SELECTED TEXT:
━━━━━━━━━━━━━━━━

The usual Apple stubbornness to give access to any gadget meant that the basic retail packages had limited connectivity to a desktop. Subsequent models solved the problem, but the first wave of the MessagePad, the OMP (Original Newton MessagePad), in the basic package, was a mistake. Considering that a chain of dedicated Newton-only stores called Newton Source existed from 1994 until 1998, and they were a model for the later Apple Stores, the MessagePad was a successful template in some ways. 

1993 – Macintosh TV

Back in 1993, a personal computer integrated into a TV seemed like an answer to some home logistic problems. Not to mention the fact that you could access your digital media directly on the TV. Launched in October of 1993, the Mac TV was the first all-black Mac, and the first Mac to display a TV/VCR signal. But it came with a small problem: the MacTV was NTSC TV only, the LC 5xx-style machine being sold only in limited markets.

This drawback proved to be the end-all of the product. Sure, it was a blast to switch from workload to broadcasting your network or cable channels with a single keystroke, but only if you were in the correct area. Equipped with an NTSC TV Tuner Card, the Mac TV disappointed potential buyers with its inability to capture video content from the TV, and watch TV in a small window while they did work.

These issues were followed by limited expansion capabilities, only 8 MB of RAM, and a single PDS slot. Supply was also very scarce, the MAC TV selling in only 250 stores. All this prompted the hybrid to die quietly five months after its release. Macintosh TV is another example of reliable and practical technology with faulty integration for the user. 

1994 – Apple QuickTake

The internal codename for this product was Venus, Mars or Neptune, and embodied the joint effort of Apple, Kodak, and Fujifilm to bring a digital camera to light. Sold for only three years before being discontinued, only three models saw the production line. With the 100 and 150 series built by Kodak, and the 200 produced by Fujifilm, the QuickTake cameras had a resolution of 640 x 480 pixels of a maximum 0.3 Mpx.

Back then, Time Magazine said about the QuickTake that it was “the first consumer digital camera” and ranked it among its “100 greatest and most influential gadgets from 1923 to the present” list. Small problem, the products sold models only on the education and small business markets, as other companies ruined any chances that the QuickTake might have had. Companies such as Kodak, Fujifilm, Canon, and Nikon shortly undertook the digital foto market, and their strong association with photography helped them win the fight in the end. It was also a cumbersome device to use, with distinct limitations and slow transfer speeds.

━━━━━━━━━━━━━━━━

SOURCE DATA:
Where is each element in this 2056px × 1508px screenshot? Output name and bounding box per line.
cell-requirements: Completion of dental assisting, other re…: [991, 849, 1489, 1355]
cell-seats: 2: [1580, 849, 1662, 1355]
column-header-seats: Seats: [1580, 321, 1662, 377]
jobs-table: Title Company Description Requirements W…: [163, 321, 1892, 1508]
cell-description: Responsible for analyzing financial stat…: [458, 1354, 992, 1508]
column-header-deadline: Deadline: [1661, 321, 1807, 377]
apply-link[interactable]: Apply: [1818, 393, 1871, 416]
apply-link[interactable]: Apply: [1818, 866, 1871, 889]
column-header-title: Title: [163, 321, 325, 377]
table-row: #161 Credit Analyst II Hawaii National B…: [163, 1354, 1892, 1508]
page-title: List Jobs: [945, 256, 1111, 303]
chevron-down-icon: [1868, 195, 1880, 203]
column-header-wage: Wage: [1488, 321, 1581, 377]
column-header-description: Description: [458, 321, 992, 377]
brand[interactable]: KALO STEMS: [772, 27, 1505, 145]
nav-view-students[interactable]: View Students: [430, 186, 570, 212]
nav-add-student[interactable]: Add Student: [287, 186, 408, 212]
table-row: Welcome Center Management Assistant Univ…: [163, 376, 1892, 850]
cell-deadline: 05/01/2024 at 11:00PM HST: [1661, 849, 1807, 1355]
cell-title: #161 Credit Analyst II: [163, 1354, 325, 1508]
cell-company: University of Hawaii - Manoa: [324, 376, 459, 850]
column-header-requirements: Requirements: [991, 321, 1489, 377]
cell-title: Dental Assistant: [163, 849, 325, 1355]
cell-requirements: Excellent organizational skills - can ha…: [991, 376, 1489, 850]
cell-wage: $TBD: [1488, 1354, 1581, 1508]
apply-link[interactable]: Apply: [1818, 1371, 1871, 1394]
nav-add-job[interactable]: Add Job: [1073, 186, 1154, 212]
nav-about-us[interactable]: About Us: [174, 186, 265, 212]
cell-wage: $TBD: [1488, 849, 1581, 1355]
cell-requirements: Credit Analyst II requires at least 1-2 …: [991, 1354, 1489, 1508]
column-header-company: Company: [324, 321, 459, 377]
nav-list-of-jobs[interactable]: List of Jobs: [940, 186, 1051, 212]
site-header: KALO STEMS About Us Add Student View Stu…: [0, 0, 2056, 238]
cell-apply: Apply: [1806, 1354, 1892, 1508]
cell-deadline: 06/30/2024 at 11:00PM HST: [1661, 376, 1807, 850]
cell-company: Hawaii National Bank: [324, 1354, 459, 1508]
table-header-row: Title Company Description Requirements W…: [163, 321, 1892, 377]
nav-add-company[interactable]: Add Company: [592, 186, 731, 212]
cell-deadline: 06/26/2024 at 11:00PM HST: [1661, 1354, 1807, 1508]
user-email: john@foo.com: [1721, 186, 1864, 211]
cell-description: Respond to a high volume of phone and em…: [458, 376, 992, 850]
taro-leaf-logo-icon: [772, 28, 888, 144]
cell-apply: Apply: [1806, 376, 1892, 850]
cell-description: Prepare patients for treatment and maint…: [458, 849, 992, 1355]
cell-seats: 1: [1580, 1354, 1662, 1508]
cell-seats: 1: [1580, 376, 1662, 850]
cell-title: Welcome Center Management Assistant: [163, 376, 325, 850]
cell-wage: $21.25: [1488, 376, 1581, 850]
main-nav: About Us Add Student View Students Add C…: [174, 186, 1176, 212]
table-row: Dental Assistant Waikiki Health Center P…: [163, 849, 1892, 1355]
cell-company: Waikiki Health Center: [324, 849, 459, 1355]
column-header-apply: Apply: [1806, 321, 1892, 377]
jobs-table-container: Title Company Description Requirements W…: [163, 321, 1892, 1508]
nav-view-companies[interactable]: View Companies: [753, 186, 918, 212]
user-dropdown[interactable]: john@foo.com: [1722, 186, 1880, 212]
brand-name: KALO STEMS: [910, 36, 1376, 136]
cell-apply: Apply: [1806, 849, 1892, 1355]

━━━━━━━━━━━━━━━━

PROBLEM TO WORK ON:
Please answer these from the text on early Apple products:
1. In how many stores was the Mac TV sold?
2. Which company produced the QuickTake 200?
3. From what year to what year did the Newton Source stores exist?

EXPECTED OUTPUT:
1. 250
2. Fujifilm
3. From 1994 until 1998